- _STATED GOAL_:
Collect all lines from the records below that include the word "Solution".

═══ INFORMATION PROVIDED ═══

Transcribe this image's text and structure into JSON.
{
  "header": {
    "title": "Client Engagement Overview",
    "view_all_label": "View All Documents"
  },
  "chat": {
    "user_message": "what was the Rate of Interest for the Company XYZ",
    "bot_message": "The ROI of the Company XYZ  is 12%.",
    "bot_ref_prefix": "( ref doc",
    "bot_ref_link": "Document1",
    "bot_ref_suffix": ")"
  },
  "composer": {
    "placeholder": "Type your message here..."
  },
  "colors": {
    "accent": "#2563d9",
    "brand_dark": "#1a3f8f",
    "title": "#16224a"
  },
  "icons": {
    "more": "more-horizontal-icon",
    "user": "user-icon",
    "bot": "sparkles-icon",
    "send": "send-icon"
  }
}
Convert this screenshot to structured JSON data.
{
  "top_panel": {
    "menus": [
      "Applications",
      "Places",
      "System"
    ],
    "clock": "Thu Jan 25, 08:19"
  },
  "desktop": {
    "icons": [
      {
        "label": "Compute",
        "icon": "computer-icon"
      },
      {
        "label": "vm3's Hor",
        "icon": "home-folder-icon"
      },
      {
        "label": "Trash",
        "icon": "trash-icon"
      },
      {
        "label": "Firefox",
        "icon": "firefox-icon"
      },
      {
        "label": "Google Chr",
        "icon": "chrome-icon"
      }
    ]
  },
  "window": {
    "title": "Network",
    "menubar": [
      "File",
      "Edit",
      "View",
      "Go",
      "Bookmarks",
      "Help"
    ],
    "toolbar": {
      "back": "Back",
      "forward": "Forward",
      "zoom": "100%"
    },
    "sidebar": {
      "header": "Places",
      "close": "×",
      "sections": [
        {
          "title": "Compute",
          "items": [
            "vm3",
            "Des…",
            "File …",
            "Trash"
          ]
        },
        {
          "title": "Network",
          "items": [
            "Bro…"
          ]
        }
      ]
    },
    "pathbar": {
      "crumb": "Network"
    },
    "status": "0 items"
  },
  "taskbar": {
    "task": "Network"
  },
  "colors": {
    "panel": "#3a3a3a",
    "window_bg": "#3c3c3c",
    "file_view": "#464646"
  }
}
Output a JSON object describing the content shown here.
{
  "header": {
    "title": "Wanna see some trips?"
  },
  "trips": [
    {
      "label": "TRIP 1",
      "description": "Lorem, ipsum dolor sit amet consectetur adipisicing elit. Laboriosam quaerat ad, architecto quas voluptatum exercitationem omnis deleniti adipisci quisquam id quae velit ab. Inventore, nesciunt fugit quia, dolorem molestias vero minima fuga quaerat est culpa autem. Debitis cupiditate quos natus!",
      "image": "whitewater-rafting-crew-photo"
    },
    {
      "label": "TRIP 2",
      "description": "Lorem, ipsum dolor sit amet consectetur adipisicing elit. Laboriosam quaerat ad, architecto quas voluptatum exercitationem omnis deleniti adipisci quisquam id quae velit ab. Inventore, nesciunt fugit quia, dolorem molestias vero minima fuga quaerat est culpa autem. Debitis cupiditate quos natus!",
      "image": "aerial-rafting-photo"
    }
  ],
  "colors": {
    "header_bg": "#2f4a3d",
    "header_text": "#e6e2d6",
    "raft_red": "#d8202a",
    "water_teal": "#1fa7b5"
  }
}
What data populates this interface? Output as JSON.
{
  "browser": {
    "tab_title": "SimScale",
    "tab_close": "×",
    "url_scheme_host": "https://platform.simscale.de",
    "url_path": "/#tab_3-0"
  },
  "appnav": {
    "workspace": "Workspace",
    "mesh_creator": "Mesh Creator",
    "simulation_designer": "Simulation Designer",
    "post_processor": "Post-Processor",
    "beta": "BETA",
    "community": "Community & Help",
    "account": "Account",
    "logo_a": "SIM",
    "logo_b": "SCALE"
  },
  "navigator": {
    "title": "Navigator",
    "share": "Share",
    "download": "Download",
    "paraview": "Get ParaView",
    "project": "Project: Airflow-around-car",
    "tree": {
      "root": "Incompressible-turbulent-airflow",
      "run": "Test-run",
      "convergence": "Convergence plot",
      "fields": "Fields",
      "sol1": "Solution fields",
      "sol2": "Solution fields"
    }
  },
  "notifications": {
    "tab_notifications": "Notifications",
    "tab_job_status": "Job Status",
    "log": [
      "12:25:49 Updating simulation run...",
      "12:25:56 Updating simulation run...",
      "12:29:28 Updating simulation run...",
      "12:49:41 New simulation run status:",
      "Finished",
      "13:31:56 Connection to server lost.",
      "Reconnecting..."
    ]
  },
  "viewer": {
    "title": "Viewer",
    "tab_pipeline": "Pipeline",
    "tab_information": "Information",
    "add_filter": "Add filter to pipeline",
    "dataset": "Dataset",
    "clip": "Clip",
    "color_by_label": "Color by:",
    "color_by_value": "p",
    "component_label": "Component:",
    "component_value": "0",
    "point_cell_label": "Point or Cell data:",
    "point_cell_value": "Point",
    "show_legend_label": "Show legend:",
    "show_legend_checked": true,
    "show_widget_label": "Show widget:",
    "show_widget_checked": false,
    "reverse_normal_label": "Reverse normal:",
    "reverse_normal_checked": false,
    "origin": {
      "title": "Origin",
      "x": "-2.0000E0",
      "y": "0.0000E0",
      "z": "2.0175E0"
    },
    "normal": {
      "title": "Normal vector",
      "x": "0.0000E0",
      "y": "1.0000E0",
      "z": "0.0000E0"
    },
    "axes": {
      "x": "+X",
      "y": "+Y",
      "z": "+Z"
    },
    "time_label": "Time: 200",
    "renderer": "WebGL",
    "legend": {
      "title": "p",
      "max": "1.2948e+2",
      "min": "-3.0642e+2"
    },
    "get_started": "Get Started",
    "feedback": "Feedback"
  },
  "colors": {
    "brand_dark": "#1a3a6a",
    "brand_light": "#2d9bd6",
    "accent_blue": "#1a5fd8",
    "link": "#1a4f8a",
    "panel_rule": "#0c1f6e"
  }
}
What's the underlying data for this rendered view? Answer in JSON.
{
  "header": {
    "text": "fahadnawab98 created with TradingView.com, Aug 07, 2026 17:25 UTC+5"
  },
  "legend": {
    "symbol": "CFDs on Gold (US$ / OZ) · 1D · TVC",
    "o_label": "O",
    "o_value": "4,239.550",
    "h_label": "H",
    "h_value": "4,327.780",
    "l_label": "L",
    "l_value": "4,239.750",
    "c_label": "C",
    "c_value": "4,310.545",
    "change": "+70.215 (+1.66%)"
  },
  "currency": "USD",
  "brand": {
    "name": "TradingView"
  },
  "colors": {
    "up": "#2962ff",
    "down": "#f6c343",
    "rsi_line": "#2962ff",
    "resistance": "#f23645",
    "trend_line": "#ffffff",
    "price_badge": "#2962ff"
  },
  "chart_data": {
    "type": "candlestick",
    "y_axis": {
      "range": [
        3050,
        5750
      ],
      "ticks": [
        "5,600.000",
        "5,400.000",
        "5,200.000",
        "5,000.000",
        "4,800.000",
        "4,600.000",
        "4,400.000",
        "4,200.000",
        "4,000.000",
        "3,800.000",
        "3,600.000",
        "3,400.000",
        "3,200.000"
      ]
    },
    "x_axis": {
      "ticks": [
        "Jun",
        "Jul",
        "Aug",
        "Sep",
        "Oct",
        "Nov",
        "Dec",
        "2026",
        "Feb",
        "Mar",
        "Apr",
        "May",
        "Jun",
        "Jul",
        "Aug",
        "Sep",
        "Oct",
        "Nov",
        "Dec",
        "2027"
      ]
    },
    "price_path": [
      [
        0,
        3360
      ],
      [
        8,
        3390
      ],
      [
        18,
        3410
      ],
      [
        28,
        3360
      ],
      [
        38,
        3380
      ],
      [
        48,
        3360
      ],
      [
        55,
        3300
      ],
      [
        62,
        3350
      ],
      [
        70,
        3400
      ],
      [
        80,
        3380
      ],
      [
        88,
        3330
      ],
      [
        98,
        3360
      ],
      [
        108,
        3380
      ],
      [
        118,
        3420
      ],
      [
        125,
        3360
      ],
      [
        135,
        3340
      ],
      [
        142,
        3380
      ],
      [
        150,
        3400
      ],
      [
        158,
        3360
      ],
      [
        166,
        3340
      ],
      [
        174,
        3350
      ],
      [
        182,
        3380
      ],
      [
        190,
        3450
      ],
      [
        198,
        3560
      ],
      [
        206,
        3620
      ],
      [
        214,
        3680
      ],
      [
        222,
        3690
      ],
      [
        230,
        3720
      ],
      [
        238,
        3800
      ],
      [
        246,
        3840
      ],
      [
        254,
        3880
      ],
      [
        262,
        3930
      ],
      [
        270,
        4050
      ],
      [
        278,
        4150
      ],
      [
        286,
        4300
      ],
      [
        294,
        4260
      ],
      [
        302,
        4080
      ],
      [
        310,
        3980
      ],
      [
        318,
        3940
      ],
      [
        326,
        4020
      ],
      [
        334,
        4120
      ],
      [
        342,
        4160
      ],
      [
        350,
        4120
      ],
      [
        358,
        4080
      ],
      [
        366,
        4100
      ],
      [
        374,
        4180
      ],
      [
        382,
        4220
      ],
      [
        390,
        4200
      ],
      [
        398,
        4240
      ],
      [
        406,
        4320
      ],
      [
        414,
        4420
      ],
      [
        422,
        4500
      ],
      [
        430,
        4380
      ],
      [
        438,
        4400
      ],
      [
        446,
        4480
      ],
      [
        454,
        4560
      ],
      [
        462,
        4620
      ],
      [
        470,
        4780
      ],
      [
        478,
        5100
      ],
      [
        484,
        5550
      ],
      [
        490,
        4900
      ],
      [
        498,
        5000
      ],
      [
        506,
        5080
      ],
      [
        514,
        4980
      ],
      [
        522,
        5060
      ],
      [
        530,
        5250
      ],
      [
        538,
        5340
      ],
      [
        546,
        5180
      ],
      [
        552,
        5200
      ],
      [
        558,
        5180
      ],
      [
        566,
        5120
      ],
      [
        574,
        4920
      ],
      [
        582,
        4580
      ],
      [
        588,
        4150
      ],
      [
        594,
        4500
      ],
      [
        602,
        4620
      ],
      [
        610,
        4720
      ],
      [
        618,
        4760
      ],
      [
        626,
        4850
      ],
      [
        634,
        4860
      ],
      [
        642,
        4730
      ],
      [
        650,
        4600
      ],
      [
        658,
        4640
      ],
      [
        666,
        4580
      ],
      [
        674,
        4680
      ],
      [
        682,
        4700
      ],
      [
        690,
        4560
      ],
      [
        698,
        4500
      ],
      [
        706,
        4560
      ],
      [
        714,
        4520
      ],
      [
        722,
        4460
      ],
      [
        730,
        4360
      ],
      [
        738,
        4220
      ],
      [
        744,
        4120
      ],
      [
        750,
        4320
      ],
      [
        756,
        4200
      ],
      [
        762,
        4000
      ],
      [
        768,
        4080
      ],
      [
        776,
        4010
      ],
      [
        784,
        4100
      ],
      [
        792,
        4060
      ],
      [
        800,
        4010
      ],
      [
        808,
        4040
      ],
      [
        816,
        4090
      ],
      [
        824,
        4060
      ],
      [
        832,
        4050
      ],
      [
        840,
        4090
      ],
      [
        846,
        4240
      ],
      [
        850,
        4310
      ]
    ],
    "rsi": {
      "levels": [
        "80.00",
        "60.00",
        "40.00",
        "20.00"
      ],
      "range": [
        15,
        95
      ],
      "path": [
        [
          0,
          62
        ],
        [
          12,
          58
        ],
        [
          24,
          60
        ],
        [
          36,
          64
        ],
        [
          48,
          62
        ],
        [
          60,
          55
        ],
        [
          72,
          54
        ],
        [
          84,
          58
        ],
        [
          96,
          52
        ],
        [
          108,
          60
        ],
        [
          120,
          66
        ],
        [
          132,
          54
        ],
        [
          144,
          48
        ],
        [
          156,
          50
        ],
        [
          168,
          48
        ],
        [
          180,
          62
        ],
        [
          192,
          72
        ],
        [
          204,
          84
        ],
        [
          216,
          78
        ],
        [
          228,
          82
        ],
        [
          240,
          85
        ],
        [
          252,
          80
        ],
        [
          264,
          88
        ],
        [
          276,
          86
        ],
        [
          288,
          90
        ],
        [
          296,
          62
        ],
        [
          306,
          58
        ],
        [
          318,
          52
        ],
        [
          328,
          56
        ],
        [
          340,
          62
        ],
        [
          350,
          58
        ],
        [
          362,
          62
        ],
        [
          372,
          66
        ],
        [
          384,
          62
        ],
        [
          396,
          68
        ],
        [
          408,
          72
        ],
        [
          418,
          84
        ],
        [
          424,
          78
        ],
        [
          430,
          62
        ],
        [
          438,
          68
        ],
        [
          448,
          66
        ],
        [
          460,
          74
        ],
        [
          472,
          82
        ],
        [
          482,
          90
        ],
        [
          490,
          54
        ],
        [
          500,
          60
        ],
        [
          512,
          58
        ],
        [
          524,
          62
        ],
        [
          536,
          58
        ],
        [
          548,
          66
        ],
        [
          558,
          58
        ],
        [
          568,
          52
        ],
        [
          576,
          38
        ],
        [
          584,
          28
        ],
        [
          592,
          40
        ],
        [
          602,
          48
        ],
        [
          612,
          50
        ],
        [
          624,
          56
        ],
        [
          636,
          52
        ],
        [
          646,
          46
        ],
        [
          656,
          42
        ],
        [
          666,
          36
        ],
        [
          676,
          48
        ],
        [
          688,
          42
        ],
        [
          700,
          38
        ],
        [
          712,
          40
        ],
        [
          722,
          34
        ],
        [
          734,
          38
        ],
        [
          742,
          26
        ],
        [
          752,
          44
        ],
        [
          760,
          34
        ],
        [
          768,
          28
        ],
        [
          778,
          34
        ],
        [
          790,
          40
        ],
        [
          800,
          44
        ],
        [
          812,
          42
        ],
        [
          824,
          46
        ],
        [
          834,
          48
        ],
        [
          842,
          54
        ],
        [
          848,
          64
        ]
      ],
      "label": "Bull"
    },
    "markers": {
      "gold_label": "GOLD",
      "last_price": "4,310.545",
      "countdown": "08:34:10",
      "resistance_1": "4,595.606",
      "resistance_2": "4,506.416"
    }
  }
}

═══

- _THE ANSWER_:
      "sol1": "Solution fields",
      "sol2": "Solution fields"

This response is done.